▶ [What is being asked]: Copy out the listing that follows, exact in every word, and skip the images.

▶ [Listed records]:
==========
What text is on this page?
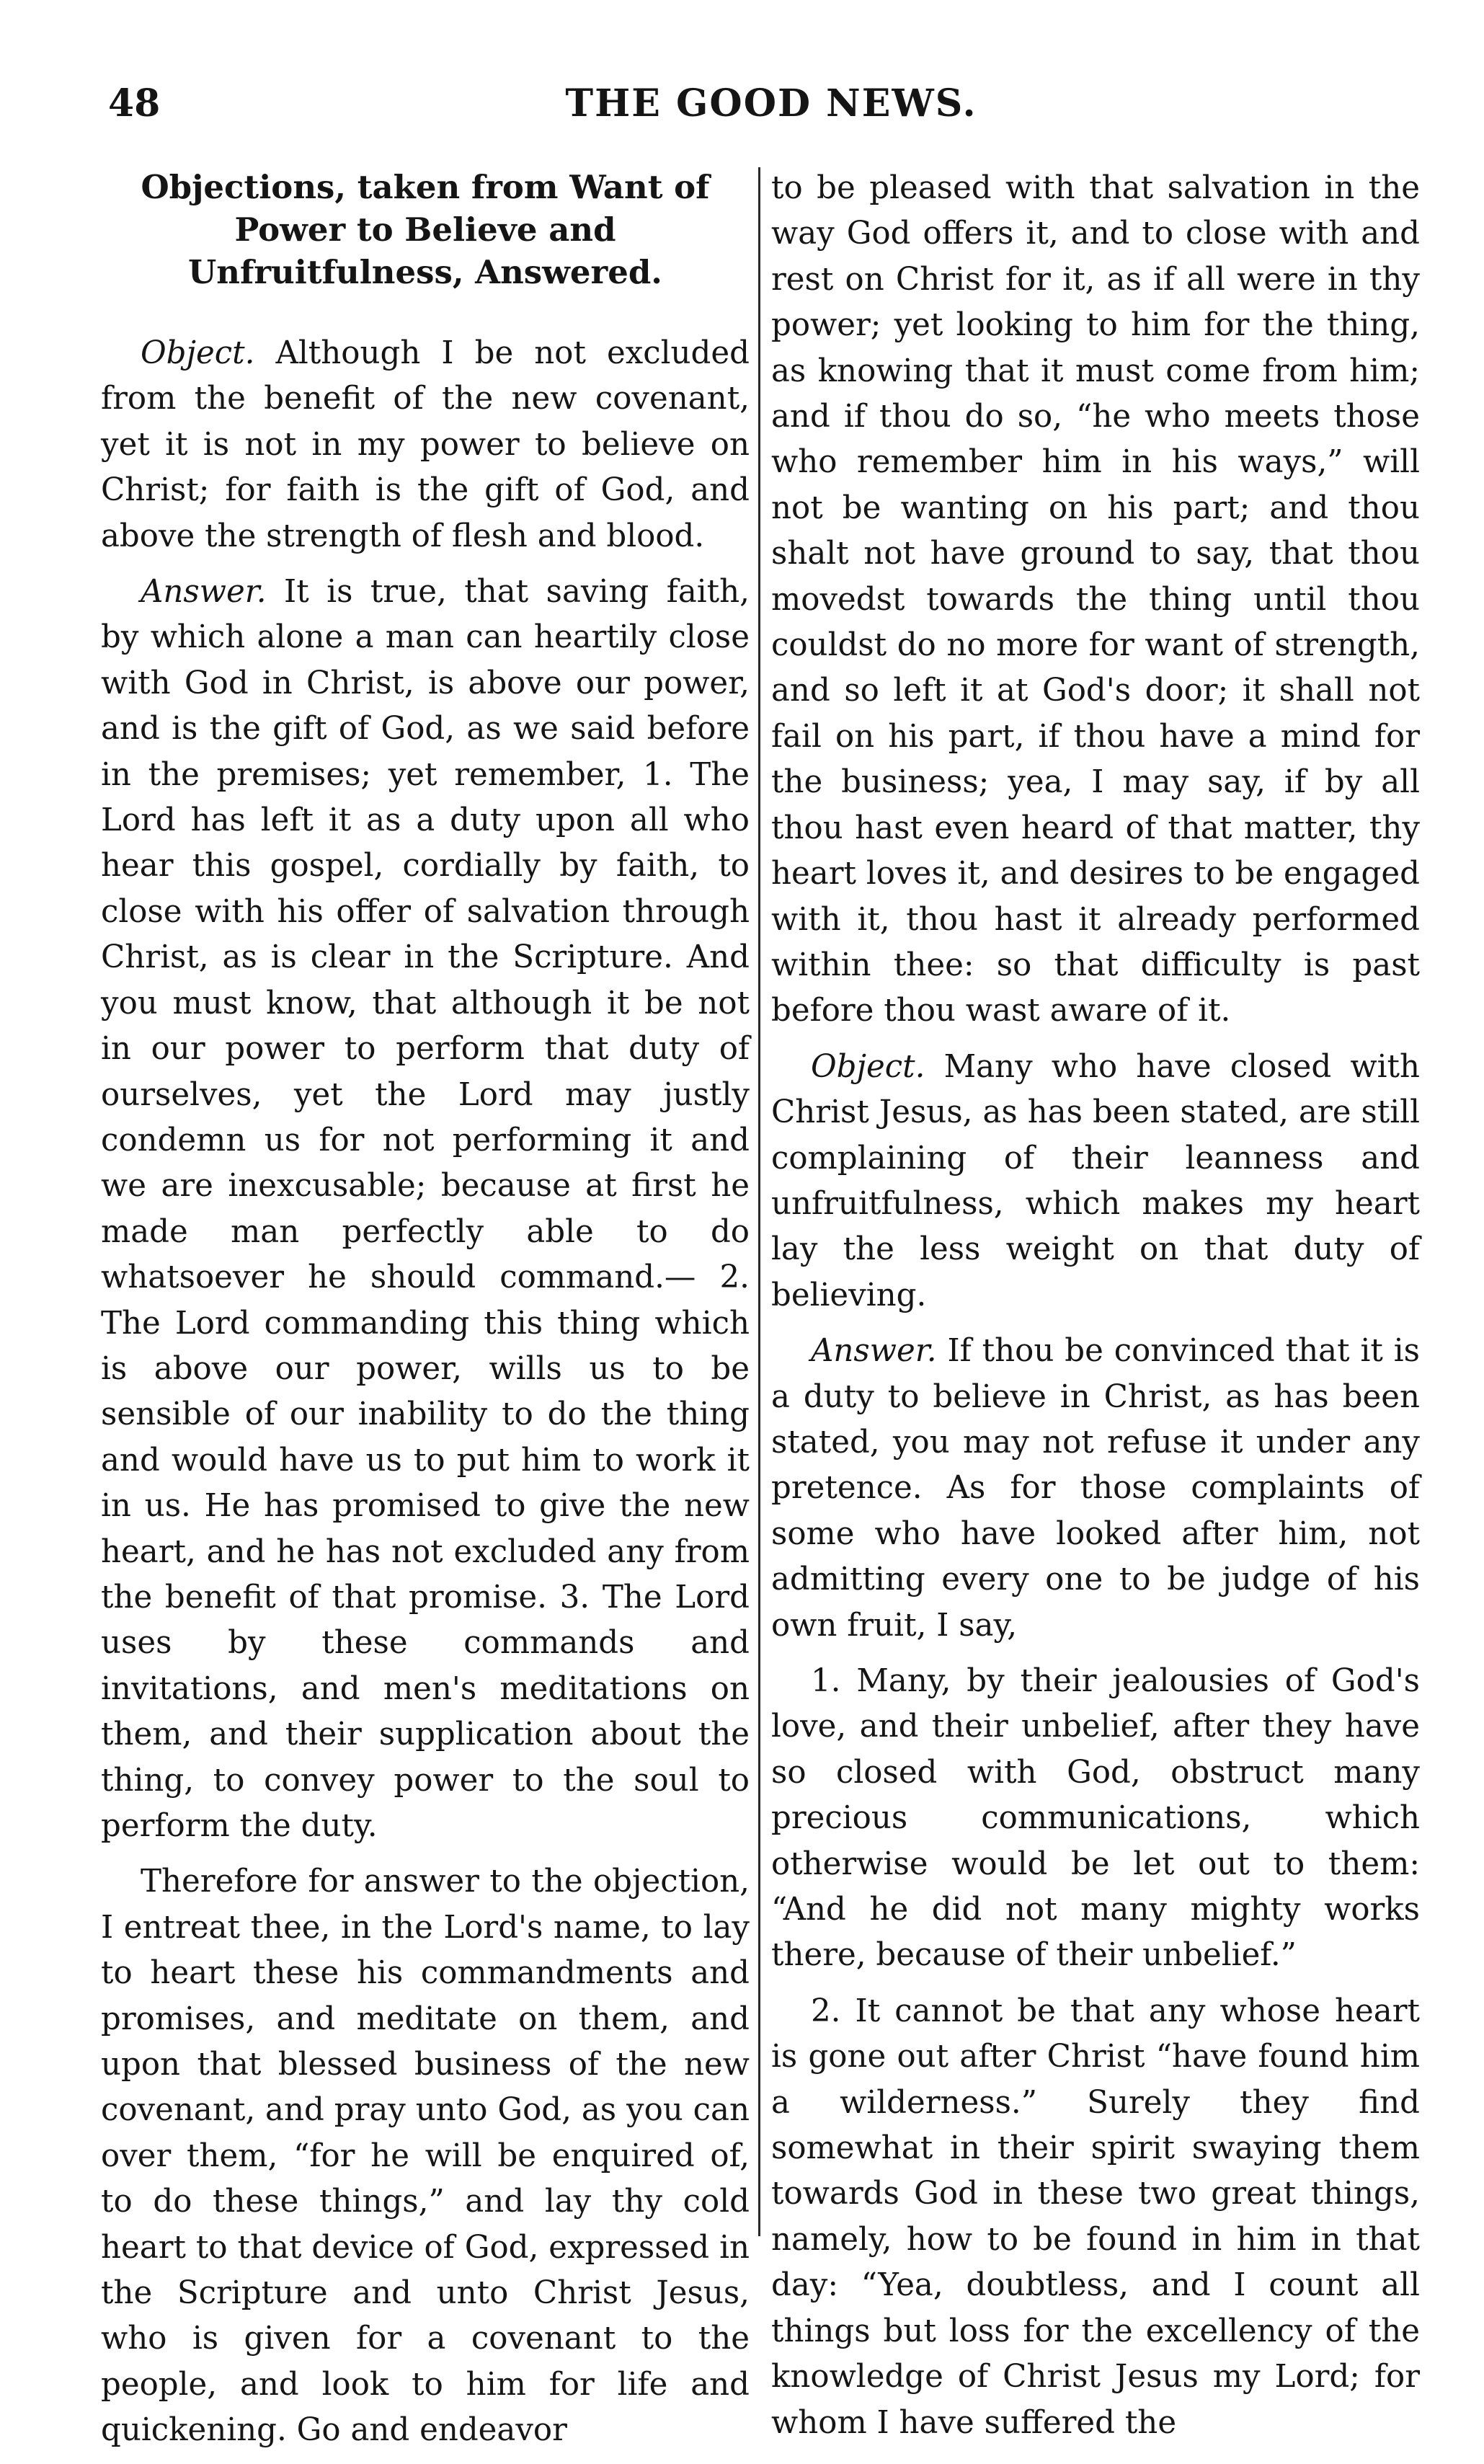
48	THE GOOD NEWS.
Objections, taken from Want of Power to Believe and Unfruitfulness, Answered.

Object. Although I be not excluded from the benefit of the new covenant, yet it is not in my power to believe on Christ; for faith is the gift of God, and above the strength of flesh and blood.

Answer. It is true, that saving faith, by which alone a man can heartily close with God in Christ, is above our power, and is the gift of God, as we said before in the premises; yet remember, 1. The Lord has left it as a duty upon all who hear this gospel, cordially by faith, to close with his offer of salvation through Christ, as is clear in the Scripture. And you must know, that although it be not in our power to perform that duty of ourselves, yet the Lord may justly condemn us for not performing it and we are inexcusable; because at first he made man perfectly able to do whatsoever he should command.— 2. The Lord commanding this thing which is above our power, wills us to be sensible of our inability to do the thing and would have us to put him to work it in us. He has promised to give the new heart, and he has not excluded any from the benefit of that promise. 3. The Lord uses by these commands and invitations, and men's meditations on them, and their supplication about the thing, to convey power to the soul to perform the duty.

Therefore for answer to the objection, I entreat thee, in the Lord's name, to lay to heart these his commandments and promises, and meditate on them, and upon that blessed business of the new covenant, and pray unto God, as you can over them, “for he will be enquired of, to do these things,” and lay thy cold heart to that device of God, expressed in the Scripture and unto Christ Jesus, who is given for a covenant to the people, and look to him for life and quickening. Go and endeavor

to be pleased with that salvation in the way God offers it, and to close with and rest on Christ for it, as if all were in thy power; yet looking to him for the thing, as knowing that it must come from him; and if thou do so, “he who meets those who remember him in his ways,” will not be wanting on his part; and thou shalt not have ground to say, that thou movedst towards the thing until thou couldst do no more for want of strength, and so left it at God's door; it shall not fail on his part, if thou have a mind for the business; yea, I may say, if by all thou hast even heard of that matter, thy heart loves it, and desires to be engaged with it, thou hast it already performed within thee: so that difficulty is past before thou wast aware of it.

Object. Many who have closed with Christ Jesus, as has been stated, are still complaining of their leanness and unfruitfulness, which makes my heart lay the less weight on that duty of believing.

Answer. If thou be convinced that it is a duty to believe in Christ, as has been stated, you may not refuse it under any pretence. As for those complaints of some who have looked after him, not admitting every one to be judge of his own fruit, I say,

1. Many, by their jealousies of God's love, and their unbelief, after they have so closed with God, obstruct many precious communications, which otherwise would be let out to them: “And he did not many mighty works there, because of their unbelief.”

2. It cannot be that any whose heart is gone out after Christ “have found him a wilderness.” Surely they find somewhat in their spirit swaying them towards God in these two great things, namely, how to be found in him in that day: “Yea, doubtless, and I count all things but loss for the excellency of the knowledge of Christ Jesus my Lord; for whom I have suffered the
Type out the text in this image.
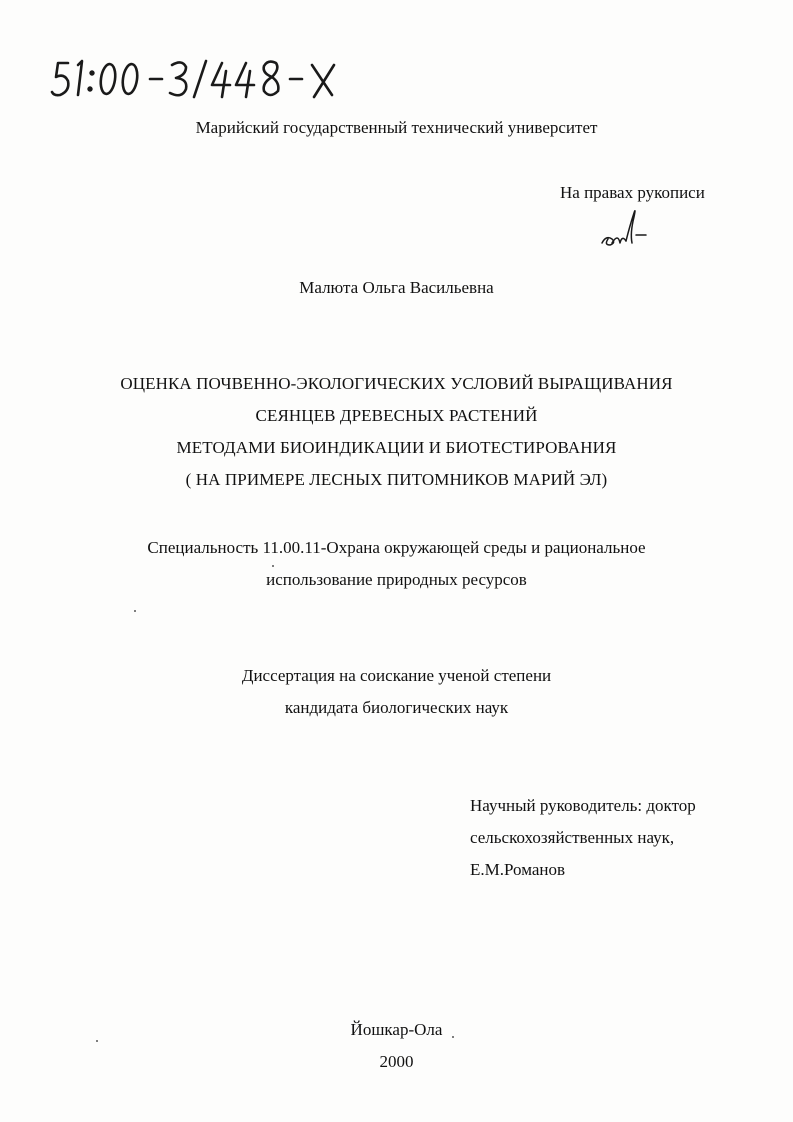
Марийский государственный технический университет
На правах рукописи
Малюта Ольга Васильевна
ОЦЕНКА ПОЧВЕННО-ЭКОЛОГИЧЕСКИХ УСЛОВИЙ ВЫРАЩИВАНИЯ
СЕЯНЦЕВ ДРЕВЕСНЫХ РАСТЕНИЙ
МЕТОДАМИ БИОИНДИКАЦИИ И БИОТЕСТИРОВАНИЯ
( НА ПРИМЕРЕ ЛЕСНЫХ ПИТОМНИКОВ МАРИЙ ЭЛ)
Специальность 11.00.11-Охрана окружающей среды и рациональное
использование природных ресурсов
Диссертация на соискание ученой степени
кандидата биологических наук
Научный руководитель: доктор
сельскохозяйственных наук,
Е.М.Романов
Йошкар-Ола
2000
==========
▶ [Output for this exercise]:
What text is on this page?
48	THE GOOD NEWS.
Objections, taken from Want of Power to Believe and Unfruitfulness, Answered.

Object. Although I be not excluded from the benefit of the new covenant, yet it is not in my power to believe on Christ; for faith is the gift of God, and above the strength of flesh and blood.

Answer. It is true, that saving faith, by which alone a man can heartily close with God in Christ, is above our power, and is the gift of God, as we said before in the premises; yet remember, 1. The Lord has left it as a duty upon all who hear this gospel, cordially by faith, to close with his offer of salvation through Christ, as is clear in the Scripture. And you must know, that although it be not in our power to perform that duty of ourselves, yet the Lord may justly condemn us for not performing it and we are inexcusable; because at first he made man perfectly able to do whatsoever he should command.— 2. The Lord commanding this thing which is above our power, wills us to be sensible of our inability to do the thing and would have us to put him to work it in us. He has promised to give the new heart, and he has not excluded any from the benefit of that promise. 3. The Lord uses by these commands and invitations, and men's meditations on them, and their supplication about the thing, to convey power to the soul to perform the duty.

Therefore for answer to the objection, I entreat thee, in the Lord's name, to lay to heart these his commandments and promises, and meditate on them, and upon that blessed business of the new covenant, and pray unto God, as you can over them, “for he will be enquired of, to do these things,” and lay thy cold heart to that device of God, expressed in the Scripture and unto Christ Jesus, who is given for a covenant to the people, and look to him for life and quickening. Go and endeavor

to be pleased with that salvation in the way God offers it, and to close with and rest on Christ for it, as if all were in thy power; yet looking to him for the thing, as knowing that it must come from him; and if thou do so, “he who meets those who remember him in his ways,” will not be wanting on his part; and thou shalt not have ground to say, that thou movedst towards the thing until thou couldst do no more for want of strength, and so left it at God's door; it shall not fail on his part, if thou have a mind for the business; yea, I may say, if by all thou hast even heard of that matter, thy heart loves it, and desires to be engaged with it, thou hast it already performed within thee: so that difficulty is past before thou wast aware of it.

Object. Many who have closed with Christ Jesus, as has been stated, are still complaining of their leanness and unfruitfulness, which makes my heart lay the less weight on that duty of believing.

Answer. If thou be convinced that it is a duty to believe in Christ, as has been stated, you may not refuse it under any pretence. As for those complaints of some who have looked after him, not admitting every one to be judge of his own fruit, I say,

1. Many, by their jealousies of God's love, and their unbelief, after they have so closed with God, obstruct many precious communications, which otherwise would be let out to them: “And he did not many mighty works there, because of their unbelief.”

2. It cannot be that any whose heart is gone out after Christ “have found him a wilderness.” Surely they find somewhat in their spirit swaying them towards God in these two great things, namely, how to be found in him in that day: “Yea, doubtless, and I count all things but loss for the excellency of the knowledge of Christ Jesus my Lord; for whom I have suffered the
Type out the text in this image.
Марийский государственный технический университет
На правах рукописи
Малюта Ольга Васильевна
ОЦЕНКА ПОЧВЕННО-ЭКОЛОГИЧЕСКИХ УСЛОВИЙ ВЫРАЩИВАНИЯ
СЕЯНЦЕВ ДРЕВЕСНЫХ РАСТЕНИЙ
МЕТОДАМИ БИОИНДИКАЦИИ И БИОТЕСТИРОВАНИЯ
( НА ПРИМЕРЕ ЛЕСНЫХ ПИТОМНИКОВ МАРИЙ ЭЛ)
Специальность 11.00.11-Охрана окружающей среды и рациональное
использование природных ресурсов
Диссертация на соискание ученой степени
кандидата биологических наук
Научный руководитель: доктор
сельскохозяйственных наук,
Е.М.Романов
Йошкар-Ола
2000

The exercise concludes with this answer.